_WHAT THE EXERCISE ASKS_
In the data, extract each line that holds the string "Yöneticisi".
-------- INFORMATION SHOWN
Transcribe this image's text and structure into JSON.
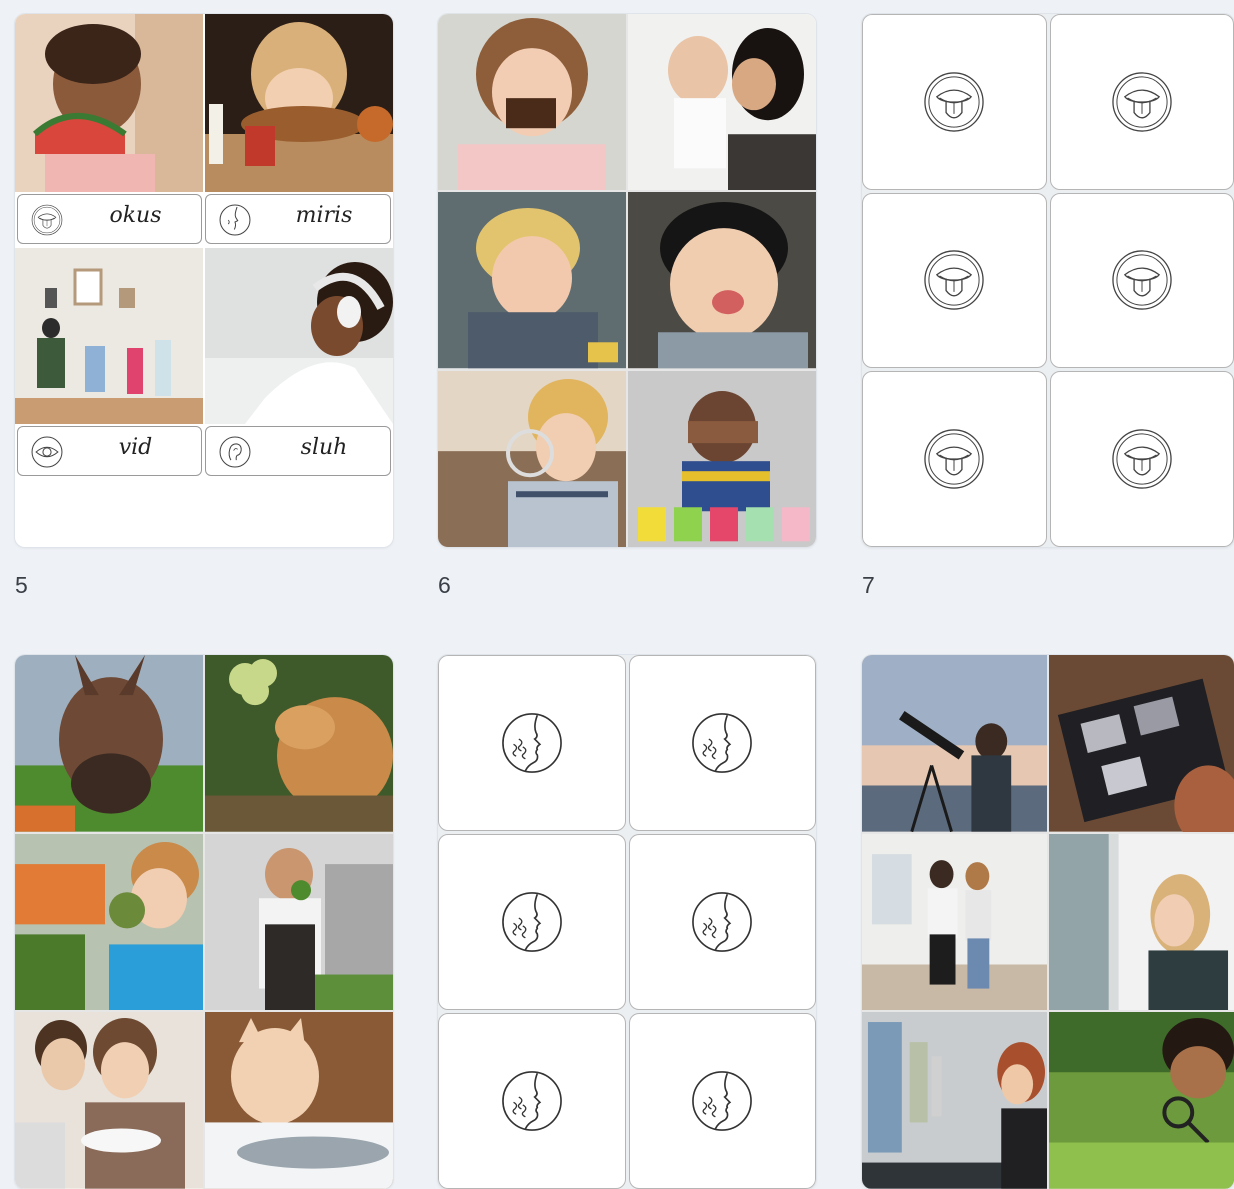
{
  "pages": [
    {
      "number": ""
    },
    {
      "number": ""
    },
    {
      "number": ""
    },
    {
      "number": "5"
    },
    {
      "number": "6"
    },
    {
      "number": "7"
    }
  ],
  "page4": {
    "labels": [
      {
        "icon": "tongue-icon",
        "word": "okus"
      },
      {
        "icon": "nose-icon",
        "word": "miris"
      },
      {
        "icon": "eye-icon",
        "word": "vid"
      },
      {
        "icon": "ear-icon",
        "word": "sluh"
      }
    ],
    "photos": [
      "child-eating-watermelon",
      "child-smelling-bread",
      "children-looking-at-pictures",
      "girl-listening-headphones"
    ]
  },
  "page5": {
    "photos": [
      "girl-eating-chocolate-cake",
      "mother-kissing-baby",
      "boy-tasting-sour",
      "boy-licking-finger",
      "boy-licking-whisk",
      "boy-covering-eyes-ice-cream"
    ]
  },
  "page6": {
    "symbol": "tongue-icon",
    "count": 6
  },
  "page8": {
    "photos": [
      "donkey-sniffing-grass",
      "dog-sniffing-grapes",
      "boy-smelling-artichoke",
      "chef-smelling-herbs",
      "couple-smelling-food",
      "kitten-sniffing-fish"
    ]
  },
  "page9": {
    "symbol": "smelling-face-icon",
    "count": 6
  },
  "page10": {
    "photos": [
      "people-with-telescope",
      "person-looking-at-photo-album",
      "couple-in-gallery",
      "woman-looking-out-window",
      "woman-viewing-art",
      "boy-with-magnifying-glass"
    ]
  },
  "colors": {
    "background": "#eef2f6",
    "card": "#ffffff",
    "line": "#b5b5b5",
    "text": "#3a3f47"
  }
}
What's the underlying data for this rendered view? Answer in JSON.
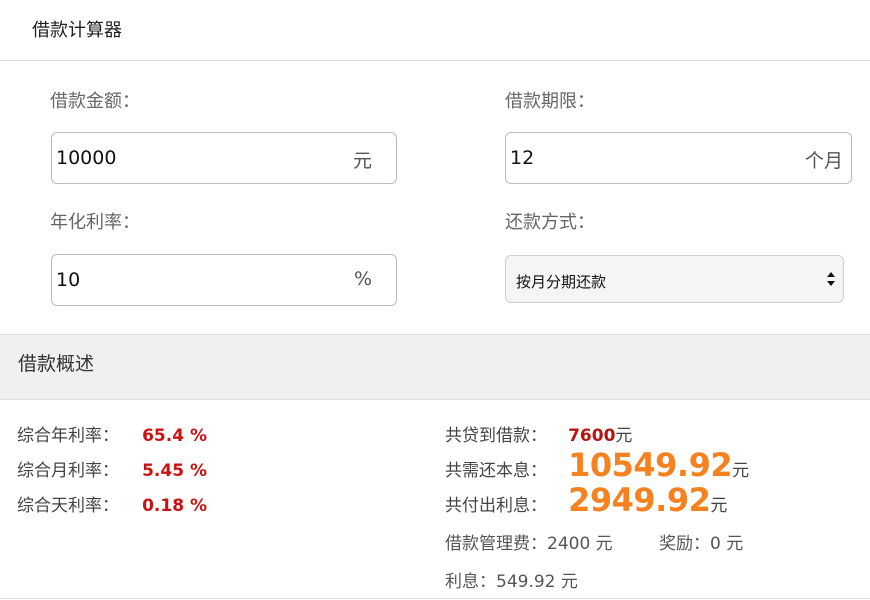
{
  "header": {
    "title": "借款计算器"
  },
  "form": {
    "amount_label": "借款金额：",
    "amount_value": "10000",
    "amount_unit": "元",
    "term_label": "借款期限：",
    "term_value": "12",
    "term_unit": "个月",
    "rate_label": "年化利率：",
    "rate_value": "10",
    "rate_unit": "%",
    "method_label": "还款方式：",
    "method_value": "按月分期还款"
  },
  "section": {
    "title": "借款概述"
  },
  "summary": {
    "annual_label": "综合年利率：",
    "annual_value": "65.4 %",
    "monthly_label": "综合月利率：",
    "monthly_value": "5.45 %",
    "daily_label": "综合天利率：",
    "daily_value": "0.18 %",
    "received_label": "共贷到借款：",
    "received_value": "7600",
    "received_unit": "元",
    "total_label": "共需还本息：",
    "total_value": "10549.92",
    "total_unit": "元",
    "interest_paid_label": "共付出利息：",
    "interest_paid_value": "2949.92",
    "interest_paid_unit": "元",
    "fee_text": "借款管理费：2400 元",
    "reward_text": "奖励：0 元",
    "interest_text": "利息：549.92 元"
  },
  "colors": {
    "rate_red": "#cc1111",
    "received_red": "#b8130e",
    "highlight_orange": "#f5821f"
  }
}
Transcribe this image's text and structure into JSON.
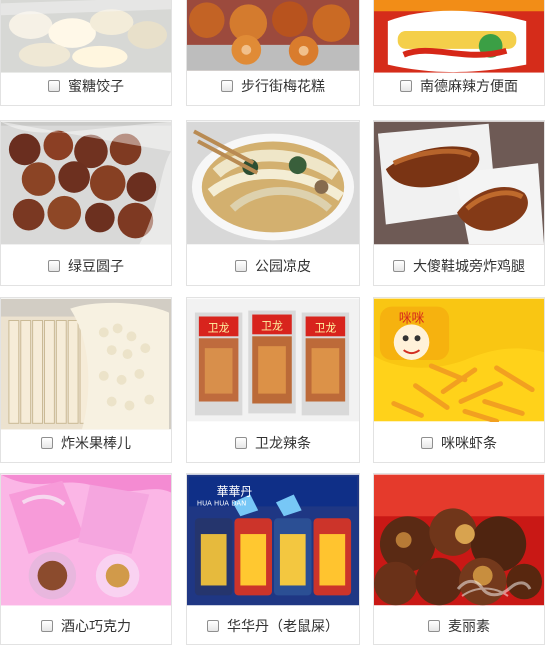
{
  "products": [
    {
      "label": "蜜糖饺子",
      "image_icon": "dumpling-image-icon"
    },
    {
      "label": "步行街梅花糕",
      "image_icon": "plum-blossom-cake-image-icon"
    },
    {
      "label": "南德麻辣方便面",
      "image_icon": "spicy-instant-noodles-image-icon"
    },
    {
      "label": "绿豆圆子",
      "image_icon": "mung-bean-ball-image-icon"
    },
    {
      "label": "公园凉皮",
      "image_icon": "cold-noodles-image-icon"
    },
    {
      "label": "大傻鞋城旁炸鸡腿",
      "image_icon": "fried-chicken-leg-image-icon"
    },
    {
      "label": "炸米果棒儿",
      "image_icon": "fried-rice-stick-image-icon"
    },
    {
      "label": "卫龙辣条",
      "image_icon": "spicy-strip-package-image-icon"
    },
    {
      "label": "咪咪虾条",
      "image_icon": "shrimp-stick-image-icon"
    },
    {
      "label": "酒心巧克力",
      "image_icon": "liqueur-chocolate-image-icon"
    },
    {
      "label": "华华丹（老鼠屎）",
      "image_icon": "candy-package-image-icon"
    },
    {
      "label": "麦丽素",
      "image_icon": "malt-ball-image-icon"
    }
  ],
  "package_texts": {
    "weilong": "卫龙",
    "mimi": "咪咪",
    "huahuadan": "華華丹",
    "huahuadan_pinyin": "HUA HUA DAN"
  },
  "colors": {
    "caption_text": "#333333",
    "card_border": "#e2e2e2",
    "checkbox_border": "#8f8f8f"
  },
  "icons": {
    "checkbox": "checkbox-icon",
    "watermark": "watermark-icon"
  }
}
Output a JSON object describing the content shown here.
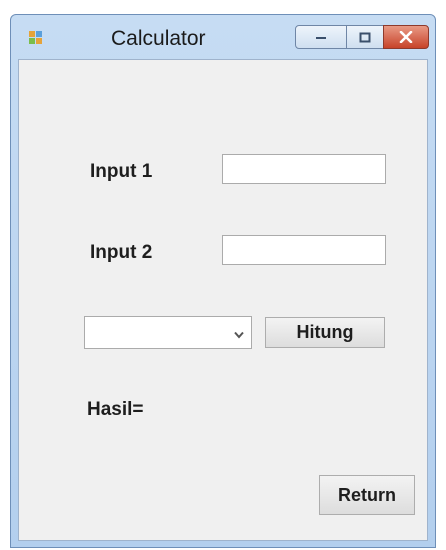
{
  "window": {
    "title": "Calculator",
    "controls": {
      "minimize": "minimize",
      "maximize": "maximize",
      "close": "close"
    }
  },
  "form": {
    "input1_label": "Input 1",
    "input1_value": "",
    "input2_label": "Input 2",
    "input2_value": "",
    "operation_selected": "",
    "hitung_label": "Hitung",
    "hasil_label": "Hasil=",
    "return_label": "Return"
  },
  "colors": {
    "titlebar": "#c6dcf3",
    "client_bg": "#f0f0f0",
    "close_button": "#c7432a"
  }
}
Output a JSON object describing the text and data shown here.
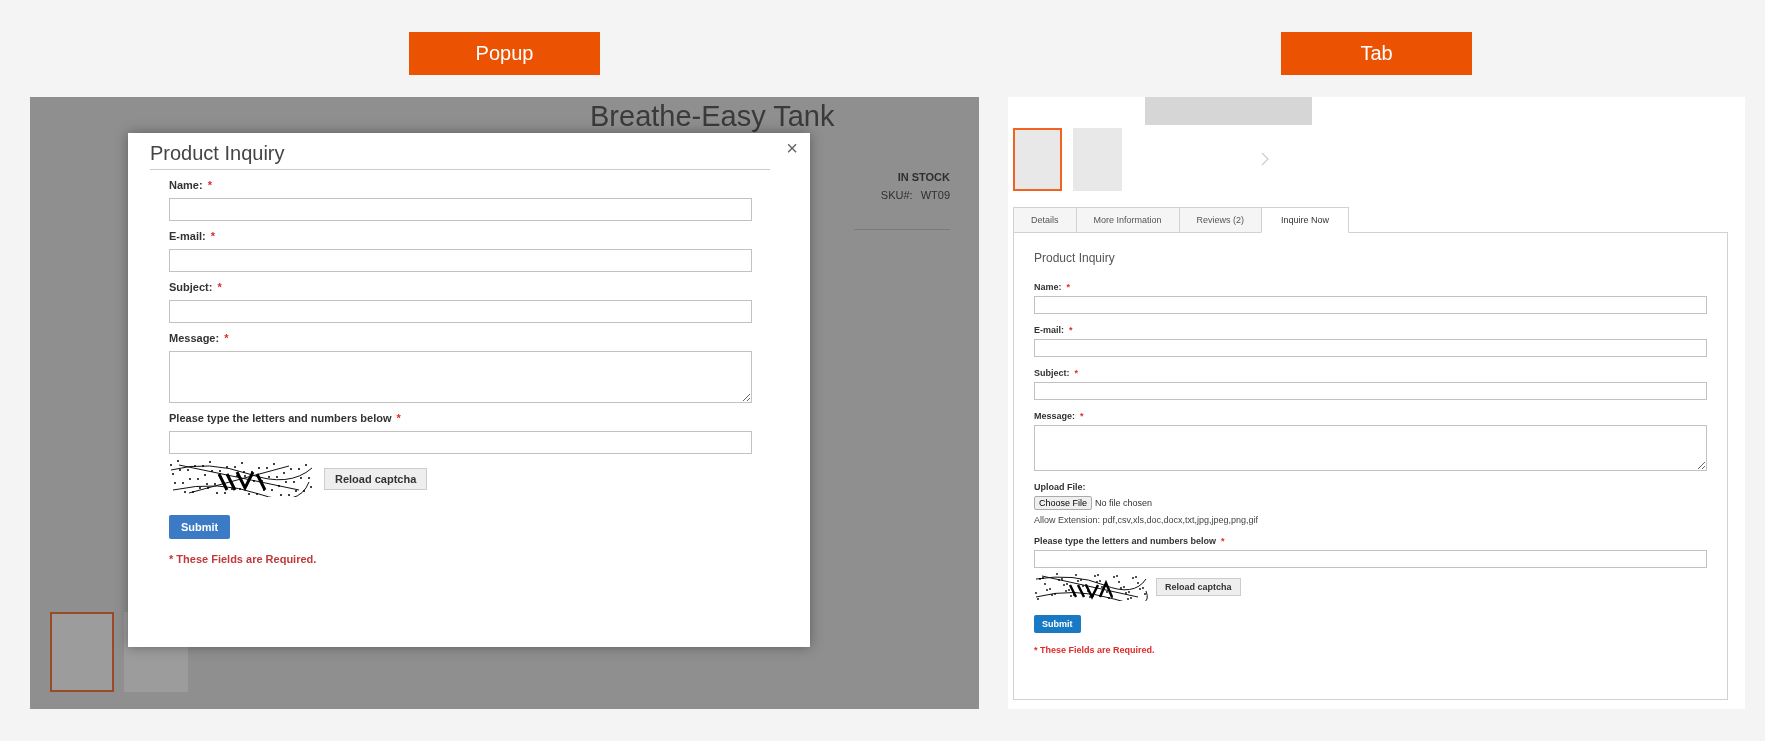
{
  "popup_demo": {
    "label": "Popup",
    "product_title": "Breathe-Easy Tank",
    "stock": "IN STOCK",
    "sku_label": "SKU#:",
    "sku": "WT09",
    "thumbnails": [
      {
        "selected": true
      },
      {
        "selected": false
      }
    ],
    "modal": {
      "title": "Product Inquiry",
      "close": "×",
      "fields": [
        {
          "kind": "input",
          "label": "Name:",
          "mark": "*"
        },
        {
          "kind": "input",
          "label": "E-mail:",
          "mark": "*"
        },
        {
          "kind": "input",
          "label": "Subject:",
          "mark": "*"
        },
        {
          "kind": "textarea",
          "label": "Message:",
          "mark": "*"
        },
        {
          "kind": "input",
          "label": "Please type the letters and numbers below",
          "mark": "*"
        }
      ],
      "reload": "Reload captcha",
      "submit": "Submit",
      "required_note": "* These Fields are Required."
    }
  },
  "tab_demo": {
    "label": "Tab",
    "thumbnails": [
      {
        "selected": true
      },
      {
        "selected": false
      }
    ],
    "tabs": [
      {
        "label": "Details",
        "selected": false
      },
      {
        "label": "More Information",
        "selected": false
      },
      {
        "label": "Reviews (2)",
        "selected": false
      },
      {
        "label": "Inquire Now",
        "selected": true
      }
    ],
    "heading": "Product Inquiry",
    "fields": [
      {
        "kind": "input",
        "label": "Name:",
        "mark": "*"
      },
      {
        "kind": "input",
        "label": "E-mail:",
        "mark": "*"
      },
      {
        "kind": "input",
        "label": "Subject:",
        "mark": "*"
      },
      {
        "kind": "textarea",
        "label": "Message:",
        "mark": "*"
      },
      {
        "kind": "file",
        "label": "Upload File:",
        "button": "Choose File",
        "status": "No file chosen",
        "hint": "Allow Extension: pdf,csv,xls,doc,docx,txt,jpg,jpeg,png,gif"
      },
      {
        "kind": "input",
        "label": "Please type the letters and numbers below",
        "mark": "*"
      }
    ],
    "reload": "Reload captcha",
    "submit": "Submit",
    "required_note": "* These Fields are Required."
  }
}
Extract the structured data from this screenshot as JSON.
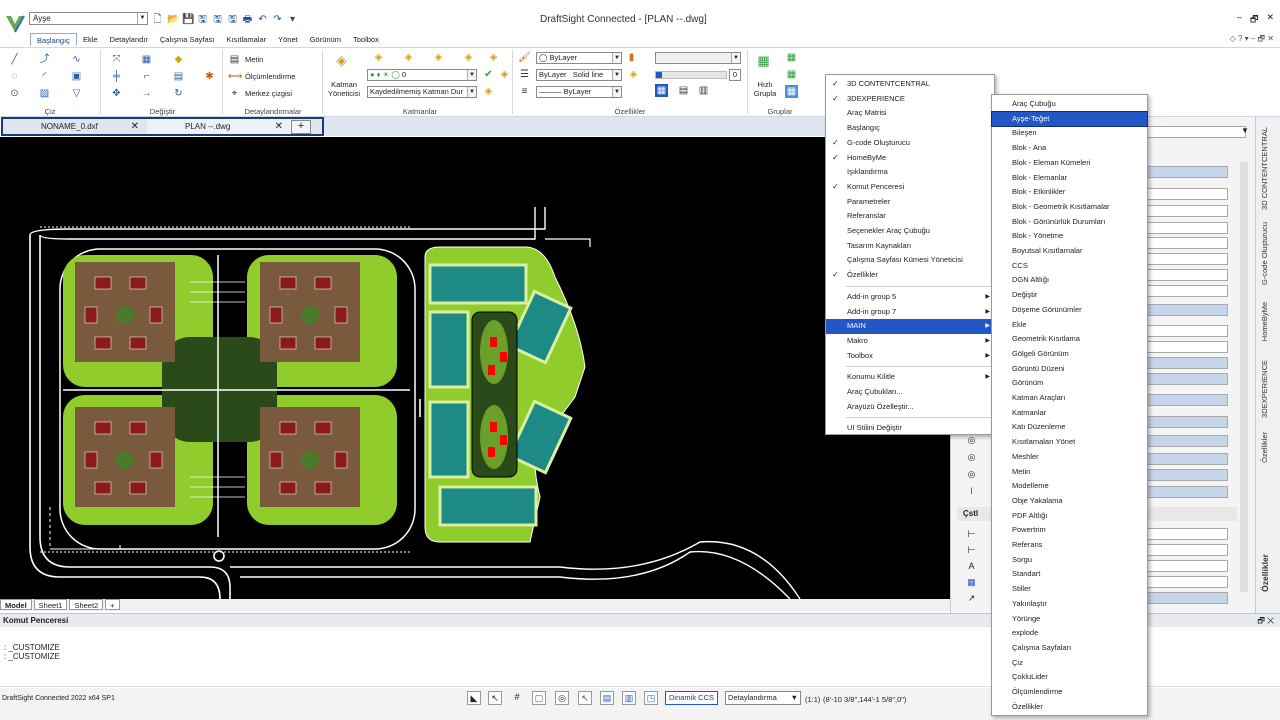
{
  "app": {
    "title": "DraftSight Connected - [PLAN --.dwg]",
    "workspace": "Ayşe",
    "window_controls": [
      "–",
      "🗗",
      "✕"
    ],
    "ribbon_right": "◇  ?  ▾  –  🗗  ✕"
  },
  "ribbon_tabs": [
    "Başlangıç",
    "Ekle",
    "Detaylandır",
    "Çalışma Sayfası",
    "Kısıtlamalar",
    "Yönet",
    "Görünüm",
    "Toolbox"
  ],
  "ribbon": {
    "groups": [
      "Çiz",
      "Değiştir",
      "Detaylandırmalar",
      "Katmanlar",
      "Özellikler",
      "Gruplar"
    ],
    "detail": {
      "text": "Metin",
      "dim": "Ölçümlendirme",
      "center": "Merkez çizgisi"
    },
    "layers": {
      "manager_label": "Katman Yöneticisi",
      "current_layer": "0",
      "saved_state": "Kaydedilmemiş Katman Dur"
    },
    "props": {
      "color": "ByLayer",
      "linetype_layer": "ByLayer",
      "linetype": "Solid line",
      "lineweight": "ByLayer",
      "transparency": "0"
    },
    "groups_btn": "Hızlı Grupla"
  },
  "doc_tabs": [
    {
      "label": "NONAME_0.dxf"
    },
    {
      "label": "PLAN --.dwg"
    }
  ],
  "sheet_tabs": [
    "Model",
    "Sheet1",
    "Sheet2",
    "+"
  ],
  "command": {
    "title": "Komut Penceresi",
    "lines": [
      ": _CUSTOMIZE",
      ": _CUSTOMIZE",
      ":"
    ]
  },
  "status": {
    "product": "DraftSight Connected 2022  x64 SP1",
    "dynamic_ccs": "Dinamik CCS",
    "annotation": "Detaylandırma",
    "scale": "(1:1)",
    "coords": "(8'-10 3/8\",144'-1 5/8\",0\")"
  },
  "props_panel": {
    "section_label": "Çstl",
    "vertical_tab": "Özellikler"
  },
  "side_tabs": [
    "3D CONTENTCENTRAL",
    "G-code Oluşturucu",
    "HomeByMe",
    "3DEXPERIENCE",
    "Özellikler"
  ],
  "menu1": {
    "items": [
      {
        "label": "3D CONTENTCENTRAL",
        "checked": true
      },
      {
        "label": "3DEXPERIENCE",
        "checked": true
      },
      {
        "label": "Araç Matrisi",
        "checked": false
      },
      {
        "label": "Başlangıç",
        "checked": false
      },
      {
        "label": "G-code Oluşturucu",
        "checked": true
      },
      {
        "label": "HomeByMe",
        "checked": true
      },
      {
        "label": "Işıklandırma",
        "checked": false
      },
      {
        "label": "Komut Penceresi",
        "checked": true
      },
      {
        "label": "Parametreler",
        "checked": false
      },
      {
        "label": "Referanslar",
        "checked": false
      },
      {
        "label": "Seçenekler Araç Çubuğu",
        "checked": false
      },
      {
        "label": "Tasarım Kaynakları",
        "checked": false
      },
      {
        "label": "Çalışma Sayfası Kümesi Yöneticisi",
        "checked": false
      },
      {
        "label": "Özellikler",
        "checked": true
      }
    ],
    "submenus": [
      {
        "label": "Add-in group 5"
      },
      {
        "label": "Add-in group 7"
      },
      {
        "label": "MAIN"
      },
      {
        "label": "Makro"
      },
      {
        "label": "Toolbox"
      }
    ],
    "bottom": [
      {
        "label": "Konumu Kilitle",
        "arrow": true
      },
      {
        "label": "Araç Çubukları...",
        "arrow": false
      },
      {
        "label": "Arayüzü Özelleştir...",
        "arrow": false
      }
    ],
    "last": "UI Stilini Değiştir"
  },
  "menu2": {
    "items": [
      "Araç Çubuğu",
      "Ayşe-Teğet",
      "Bileşen",
      "Blok - Ana",
      "Blok - Eleman Kümeleri",
      "Blok - Elemanlar",
      "Blok - Etkinlikler",
      "Blok - Geometrik Kısıtlamalar",
      "Blok - Görünürlük Durumları",
      "Blok - Yönetme",
      "Boyutsal Kısıtlamalar",
      "CCS",
      "DGN Altlığı",
      "Değiştir",
      "Döşeme Görünümler",
      "Ekle",
      "Geometrik Kısıtlama",
      "Gölgeli Görünüm",
      "Görüntü Düzeni",
      "Görünüm",
      "Katman Araçları",
      "Katmanlar",
      "Katı Düzenleme",
      "Kısıtlamaları Yönet",
      "Meshler",
      "Metin",
      "Modelleme",
      "Obje Yakalama",
      "PDF Altlığı",
      "Powertrim",
      "Referans",
      "Sorgu",
      "Standart",
      "Stiller",
      "Yakınlaştır",
      "Yörünge",
      "explode",
      "Çalışma Sayfaları",
      "Çiz",
      "ÇokluLider",
      "Ölçümlendirme",
      "Özellikler"
    ]
  },
  "colors": {
    "accent": "#2257c5",
    "canvas": "#000000",
    "green": "#8fcc2c",
    "teal": "#1e8a85"
  }
}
----------------
_SOLUTION TO THE PROBLEM_
      "manager_label": "Katman Yöneticisi",
        "label": "Çalışma Sayfası Kümesi Yöneticisi",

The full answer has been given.